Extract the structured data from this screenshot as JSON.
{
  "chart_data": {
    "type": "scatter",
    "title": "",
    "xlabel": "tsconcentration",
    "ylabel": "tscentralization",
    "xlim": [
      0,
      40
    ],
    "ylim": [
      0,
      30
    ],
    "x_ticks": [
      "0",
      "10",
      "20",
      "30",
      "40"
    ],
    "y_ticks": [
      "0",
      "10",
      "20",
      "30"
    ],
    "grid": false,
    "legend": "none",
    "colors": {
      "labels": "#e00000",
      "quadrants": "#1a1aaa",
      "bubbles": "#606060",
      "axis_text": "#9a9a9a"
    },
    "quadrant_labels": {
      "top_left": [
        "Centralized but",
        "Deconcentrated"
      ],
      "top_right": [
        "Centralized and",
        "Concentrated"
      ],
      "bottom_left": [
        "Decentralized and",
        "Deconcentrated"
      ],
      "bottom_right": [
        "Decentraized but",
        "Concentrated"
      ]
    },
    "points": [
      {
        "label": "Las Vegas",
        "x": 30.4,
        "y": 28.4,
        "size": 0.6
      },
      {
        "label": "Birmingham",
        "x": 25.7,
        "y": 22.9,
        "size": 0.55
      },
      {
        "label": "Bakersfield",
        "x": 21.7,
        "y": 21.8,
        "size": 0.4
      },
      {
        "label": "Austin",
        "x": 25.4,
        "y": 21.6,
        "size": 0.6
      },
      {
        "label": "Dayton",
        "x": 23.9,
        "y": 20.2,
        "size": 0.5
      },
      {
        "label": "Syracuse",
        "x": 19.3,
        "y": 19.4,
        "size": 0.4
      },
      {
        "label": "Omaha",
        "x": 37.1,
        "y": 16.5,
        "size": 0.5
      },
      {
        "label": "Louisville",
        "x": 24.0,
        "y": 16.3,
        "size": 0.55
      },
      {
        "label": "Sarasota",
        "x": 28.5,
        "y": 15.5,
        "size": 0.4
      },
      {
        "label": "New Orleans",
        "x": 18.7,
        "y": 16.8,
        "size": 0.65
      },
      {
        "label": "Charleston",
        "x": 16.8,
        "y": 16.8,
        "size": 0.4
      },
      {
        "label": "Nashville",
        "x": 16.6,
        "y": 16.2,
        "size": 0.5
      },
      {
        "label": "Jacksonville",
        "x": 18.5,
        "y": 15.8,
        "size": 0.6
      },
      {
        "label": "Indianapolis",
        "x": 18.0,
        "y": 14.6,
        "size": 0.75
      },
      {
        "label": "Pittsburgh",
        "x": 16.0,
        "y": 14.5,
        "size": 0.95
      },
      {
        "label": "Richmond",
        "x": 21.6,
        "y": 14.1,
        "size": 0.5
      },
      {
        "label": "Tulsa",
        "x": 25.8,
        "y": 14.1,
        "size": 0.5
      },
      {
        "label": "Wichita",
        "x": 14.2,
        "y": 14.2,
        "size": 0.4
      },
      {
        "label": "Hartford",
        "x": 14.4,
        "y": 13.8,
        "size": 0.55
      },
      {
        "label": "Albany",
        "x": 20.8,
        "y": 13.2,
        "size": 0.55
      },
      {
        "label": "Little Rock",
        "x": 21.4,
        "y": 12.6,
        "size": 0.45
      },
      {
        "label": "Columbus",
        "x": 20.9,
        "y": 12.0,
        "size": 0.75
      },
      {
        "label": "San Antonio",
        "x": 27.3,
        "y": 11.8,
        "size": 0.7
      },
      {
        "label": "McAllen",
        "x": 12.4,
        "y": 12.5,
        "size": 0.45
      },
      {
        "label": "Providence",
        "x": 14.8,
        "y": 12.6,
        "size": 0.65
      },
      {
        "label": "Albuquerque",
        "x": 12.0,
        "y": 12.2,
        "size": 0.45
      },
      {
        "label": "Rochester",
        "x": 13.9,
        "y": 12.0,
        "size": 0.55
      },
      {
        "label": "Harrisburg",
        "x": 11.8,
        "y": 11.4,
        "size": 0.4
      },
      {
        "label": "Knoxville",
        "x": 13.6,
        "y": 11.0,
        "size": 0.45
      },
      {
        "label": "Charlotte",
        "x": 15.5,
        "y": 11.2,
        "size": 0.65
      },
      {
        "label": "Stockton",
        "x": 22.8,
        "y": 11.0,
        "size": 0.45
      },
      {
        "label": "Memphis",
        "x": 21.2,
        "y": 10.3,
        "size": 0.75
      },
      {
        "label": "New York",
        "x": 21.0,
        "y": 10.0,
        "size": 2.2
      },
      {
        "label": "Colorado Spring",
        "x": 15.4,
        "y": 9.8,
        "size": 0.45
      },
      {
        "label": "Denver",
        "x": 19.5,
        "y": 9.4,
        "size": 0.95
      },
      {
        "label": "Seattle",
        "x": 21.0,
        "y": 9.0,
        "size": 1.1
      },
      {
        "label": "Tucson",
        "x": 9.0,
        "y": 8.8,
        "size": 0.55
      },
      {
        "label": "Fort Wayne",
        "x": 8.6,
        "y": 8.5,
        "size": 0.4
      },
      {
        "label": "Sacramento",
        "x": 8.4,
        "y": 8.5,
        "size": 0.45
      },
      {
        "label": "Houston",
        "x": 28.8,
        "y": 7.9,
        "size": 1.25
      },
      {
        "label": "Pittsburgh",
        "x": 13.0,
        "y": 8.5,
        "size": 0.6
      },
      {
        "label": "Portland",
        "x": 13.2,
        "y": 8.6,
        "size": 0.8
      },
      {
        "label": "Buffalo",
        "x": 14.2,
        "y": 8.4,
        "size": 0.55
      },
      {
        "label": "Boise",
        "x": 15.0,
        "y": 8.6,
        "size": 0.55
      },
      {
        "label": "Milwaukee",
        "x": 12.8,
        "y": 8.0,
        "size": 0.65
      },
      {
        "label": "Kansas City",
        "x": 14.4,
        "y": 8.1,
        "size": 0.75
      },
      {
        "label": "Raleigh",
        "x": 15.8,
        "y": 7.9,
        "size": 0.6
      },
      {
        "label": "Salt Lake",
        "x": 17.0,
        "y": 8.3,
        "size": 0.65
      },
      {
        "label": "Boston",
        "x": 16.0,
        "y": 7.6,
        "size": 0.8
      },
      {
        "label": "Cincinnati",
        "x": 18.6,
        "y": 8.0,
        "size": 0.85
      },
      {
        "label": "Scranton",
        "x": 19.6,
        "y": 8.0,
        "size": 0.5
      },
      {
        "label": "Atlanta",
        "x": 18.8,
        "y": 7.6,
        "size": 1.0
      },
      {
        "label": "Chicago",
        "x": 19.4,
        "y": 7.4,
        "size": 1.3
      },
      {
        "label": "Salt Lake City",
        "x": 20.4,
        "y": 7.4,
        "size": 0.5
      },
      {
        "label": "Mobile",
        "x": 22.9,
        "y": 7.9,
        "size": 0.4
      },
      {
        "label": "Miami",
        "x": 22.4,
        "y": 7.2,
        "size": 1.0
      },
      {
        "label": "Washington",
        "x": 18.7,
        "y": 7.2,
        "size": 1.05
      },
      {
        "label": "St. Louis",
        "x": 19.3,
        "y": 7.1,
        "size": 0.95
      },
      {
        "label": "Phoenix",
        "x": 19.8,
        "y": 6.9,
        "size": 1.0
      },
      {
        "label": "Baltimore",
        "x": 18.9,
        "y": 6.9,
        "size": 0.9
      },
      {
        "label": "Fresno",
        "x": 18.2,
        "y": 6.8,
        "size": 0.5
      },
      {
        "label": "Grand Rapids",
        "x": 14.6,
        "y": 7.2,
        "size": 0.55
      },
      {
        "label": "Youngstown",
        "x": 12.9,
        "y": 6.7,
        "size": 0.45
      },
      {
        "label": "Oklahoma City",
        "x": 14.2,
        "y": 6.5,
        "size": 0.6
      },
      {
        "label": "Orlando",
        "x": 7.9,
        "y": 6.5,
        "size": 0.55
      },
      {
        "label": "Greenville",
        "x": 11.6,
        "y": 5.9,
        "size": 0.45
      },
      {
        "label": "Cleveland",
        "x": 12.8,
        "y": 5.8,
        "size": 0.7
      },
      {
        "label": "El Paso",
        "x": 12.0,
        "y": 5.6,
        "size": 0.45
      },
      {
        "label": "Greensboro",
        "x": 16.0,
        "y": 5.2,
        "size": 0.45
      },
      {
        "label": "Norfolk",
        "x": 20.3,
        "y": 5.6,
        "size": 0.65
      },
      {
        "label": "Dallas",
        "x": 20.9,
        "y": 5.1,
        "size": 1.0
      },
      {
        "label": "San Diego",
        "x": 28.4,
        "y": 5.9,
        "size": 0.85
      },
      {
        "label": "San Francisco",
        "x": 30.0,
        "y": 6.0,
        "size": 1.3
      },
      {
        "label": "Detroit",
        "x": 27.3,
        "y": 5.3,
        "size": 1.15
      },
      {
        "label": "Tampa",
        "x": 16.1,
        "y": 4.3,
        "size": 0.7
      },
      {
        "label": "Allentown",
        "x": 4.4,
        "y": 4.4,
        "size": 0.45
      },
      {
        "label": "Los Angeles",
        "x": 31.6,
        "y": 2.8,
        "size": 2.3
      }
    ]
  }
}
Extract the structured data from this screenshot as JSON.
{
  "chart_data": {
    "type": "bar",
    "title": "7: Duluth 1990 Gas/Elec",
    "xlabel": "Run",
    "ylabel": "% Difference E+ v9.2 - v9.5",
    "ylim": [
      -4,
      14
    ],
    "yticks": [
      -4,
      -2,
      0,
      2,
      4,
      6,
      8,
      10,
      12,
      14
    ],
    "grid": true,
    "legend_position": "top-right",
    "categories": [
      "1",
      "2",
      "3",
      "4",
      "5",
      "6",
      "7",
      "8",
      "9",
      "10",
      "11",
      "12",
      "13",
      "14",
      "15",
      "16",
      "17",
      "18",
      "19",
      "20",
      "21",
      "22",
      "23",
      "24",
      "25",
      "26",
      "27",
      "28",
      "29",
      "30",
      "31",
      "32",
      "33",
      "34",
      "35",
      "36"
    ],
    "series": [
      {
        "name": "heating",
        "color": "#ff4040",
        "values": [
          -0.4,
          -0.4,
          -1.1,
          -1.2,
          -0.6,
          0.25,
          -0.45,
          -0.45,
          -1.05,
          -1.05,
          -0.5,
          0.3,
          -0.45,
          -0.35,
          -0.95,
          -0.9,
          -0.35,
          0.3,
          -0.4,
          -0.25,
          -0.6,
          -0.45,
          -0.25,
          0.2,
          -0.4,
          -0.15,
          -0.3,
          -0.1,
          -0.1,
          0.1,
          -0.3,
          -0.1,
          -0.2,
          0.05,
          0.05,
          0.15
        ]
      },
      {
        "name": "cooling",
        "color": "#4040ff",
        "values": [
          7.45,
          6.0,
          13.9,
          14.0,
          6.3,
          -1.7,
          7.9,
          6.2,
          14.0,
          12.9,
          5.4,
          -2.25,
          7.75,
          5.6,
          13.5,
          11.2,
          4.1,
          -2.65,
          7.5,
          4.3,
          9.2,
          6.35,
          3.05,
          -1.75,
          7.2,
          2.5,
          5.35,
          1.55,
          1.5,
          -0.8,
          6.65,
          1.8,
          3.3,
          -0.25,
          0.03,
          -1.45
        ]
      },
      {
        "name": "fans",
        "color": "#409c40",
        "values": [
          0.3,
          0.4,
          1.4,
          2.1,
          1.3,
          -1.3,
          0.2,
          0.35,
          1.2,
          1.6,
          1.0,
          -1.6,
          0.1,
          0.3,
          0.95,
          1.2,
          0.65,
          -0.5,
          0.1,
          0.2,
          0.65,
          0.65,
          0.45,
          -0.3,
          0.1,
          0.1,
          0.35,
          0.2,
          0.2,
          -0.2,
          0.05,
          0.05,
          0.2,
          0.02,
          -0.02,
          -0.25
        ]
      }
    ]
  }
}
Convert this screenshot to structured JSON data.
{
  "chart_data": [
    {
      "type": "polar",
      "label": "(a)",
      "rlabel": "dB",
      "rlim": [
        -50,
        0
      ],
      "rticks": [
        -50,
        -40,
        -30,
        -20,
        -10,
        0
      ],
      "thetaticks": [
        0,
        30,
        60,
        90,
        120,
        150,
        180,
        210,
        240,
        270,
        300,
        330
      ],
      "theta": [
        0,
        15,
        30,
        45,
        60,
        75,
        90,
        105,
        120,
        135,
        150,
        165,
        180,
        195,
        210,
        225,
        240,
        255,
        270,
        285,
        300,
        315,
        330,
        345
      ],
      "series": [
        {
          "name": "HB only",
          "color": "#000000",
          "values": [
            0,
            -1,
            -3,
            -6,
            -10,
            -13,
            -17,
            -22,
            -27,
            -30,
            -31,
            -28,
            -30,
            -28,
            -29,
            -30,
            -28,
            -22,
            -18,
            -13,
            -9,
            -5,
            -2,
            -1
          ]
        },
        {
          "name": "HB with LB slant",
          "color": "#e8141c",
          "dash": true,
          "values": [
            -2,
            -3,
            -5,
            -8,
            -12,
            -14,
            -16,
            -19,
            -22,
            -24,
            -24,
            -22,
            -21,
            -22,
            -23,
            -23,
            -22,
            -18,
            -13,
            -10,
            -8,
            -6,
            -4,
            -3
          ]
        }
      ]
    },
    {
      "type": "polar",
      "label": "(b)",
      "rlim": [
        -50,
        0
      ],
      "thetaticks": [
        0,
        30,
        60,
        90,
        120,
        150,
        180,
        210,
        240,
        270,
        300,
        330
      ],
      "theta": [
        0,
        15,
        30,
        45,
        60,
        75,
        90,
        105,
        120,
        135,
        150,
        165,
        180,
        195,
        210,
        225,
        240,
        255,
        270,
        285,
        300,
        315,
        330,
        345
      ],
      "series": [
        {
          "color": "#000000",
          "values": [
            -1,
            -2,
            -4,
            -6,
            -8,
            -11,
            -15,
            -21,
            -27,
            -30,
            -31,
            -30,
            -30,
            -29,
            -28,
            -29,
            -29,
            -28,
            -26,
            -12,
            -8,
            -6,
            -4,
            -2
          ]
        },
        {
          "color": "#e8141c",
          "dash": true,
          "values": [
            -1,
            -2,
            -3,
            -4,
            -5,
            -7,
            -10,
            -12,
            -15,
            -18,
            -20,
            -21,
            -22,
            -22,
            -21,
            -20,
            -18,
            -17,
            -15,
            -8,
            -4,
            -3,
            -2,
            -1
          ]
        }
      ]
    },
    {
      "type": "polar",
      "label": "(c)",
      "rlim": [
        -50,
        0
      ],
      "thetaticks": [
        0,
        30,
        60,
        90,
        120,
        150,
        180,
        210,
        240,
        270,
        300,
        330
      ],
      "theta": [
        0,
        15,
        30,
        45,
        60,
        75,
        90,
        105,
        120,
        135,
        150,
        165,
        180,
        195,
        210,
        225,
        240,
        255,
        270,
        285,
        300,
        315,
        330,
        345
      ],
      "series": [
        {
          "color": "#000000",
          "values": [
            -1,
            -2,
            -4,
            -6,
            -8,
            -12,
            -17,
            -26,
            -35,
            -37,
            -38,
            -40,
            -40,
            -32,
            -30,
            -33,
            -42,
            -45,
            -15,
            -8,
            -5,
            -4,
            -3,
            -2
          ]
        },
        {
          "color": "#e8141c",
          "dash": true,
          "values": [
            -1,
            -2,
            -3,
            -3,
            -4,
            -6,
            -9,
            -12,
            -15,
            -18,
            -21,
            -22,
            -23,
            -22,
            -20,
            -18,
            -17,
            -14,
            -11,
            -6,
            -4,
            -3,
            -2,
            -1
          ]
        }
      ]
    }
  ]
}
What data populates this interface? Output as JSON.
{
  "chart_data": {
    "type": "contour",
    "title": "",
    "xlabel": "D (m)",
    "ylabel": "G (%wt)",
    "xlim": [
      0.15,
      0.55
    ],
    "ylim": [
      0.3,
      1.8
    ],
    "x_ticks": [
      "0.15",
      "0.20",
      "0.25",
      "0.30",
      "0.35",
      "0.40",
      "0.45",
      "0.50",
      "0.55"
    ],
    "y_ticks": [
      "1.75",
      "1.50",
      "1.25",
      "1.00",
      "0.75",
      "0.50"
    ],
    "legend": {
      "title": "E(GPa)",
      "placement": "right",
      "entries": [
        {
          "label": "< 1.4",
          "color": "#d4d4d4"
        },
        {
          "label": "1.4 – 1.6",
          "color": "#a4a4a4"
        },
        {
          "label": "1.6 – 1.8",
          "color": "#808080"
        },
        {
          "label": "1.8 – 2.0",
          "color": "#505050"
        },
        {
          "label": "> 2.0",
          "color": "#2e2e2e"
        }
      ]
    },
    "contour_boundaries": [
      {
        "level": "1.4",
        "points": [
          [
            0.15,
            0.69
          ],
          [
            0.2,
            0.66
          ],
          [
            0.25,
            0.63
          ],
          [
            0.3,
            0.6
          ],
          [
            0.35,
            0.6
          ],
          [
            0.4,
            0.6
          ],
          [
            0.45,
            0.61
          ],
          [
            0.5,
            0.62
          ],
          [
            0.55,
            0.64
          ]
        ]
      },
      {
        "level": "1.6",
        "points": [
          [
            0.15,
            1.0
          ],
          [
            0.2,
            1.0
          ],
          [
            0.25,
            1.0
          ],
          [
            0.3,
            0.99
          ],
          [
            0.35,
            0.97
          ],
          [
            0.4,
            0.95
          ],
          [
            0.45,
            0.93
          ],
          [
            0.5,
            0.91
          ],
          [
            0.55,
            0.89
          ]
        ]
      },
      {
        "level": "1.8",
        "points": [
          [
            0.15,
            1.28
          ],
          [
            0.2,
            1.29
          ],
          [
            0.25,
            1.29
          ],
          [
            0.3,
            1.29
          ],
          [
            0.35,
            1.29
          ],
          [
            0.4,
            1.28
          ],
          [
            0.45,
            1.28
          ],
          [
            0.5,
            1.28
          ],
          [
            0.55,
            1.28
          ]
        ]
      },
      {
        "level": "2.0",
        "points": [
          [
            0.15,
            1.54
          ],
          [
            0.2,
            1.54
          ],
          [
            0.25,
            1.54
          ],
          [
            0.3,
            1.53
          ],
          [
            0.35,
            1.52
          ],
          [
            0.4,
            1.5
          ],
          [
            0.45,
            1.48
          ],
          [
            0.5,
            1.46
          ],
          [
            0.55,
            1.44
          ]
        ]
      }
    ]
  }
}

Exercise
Select the lines in this material that hold the word "name", leaving none out.

Complete response
        "name": "heating",
        "name": "cooling",
        "name": "fans",
          "name": "HB only",
          "name": "HB with LB slant",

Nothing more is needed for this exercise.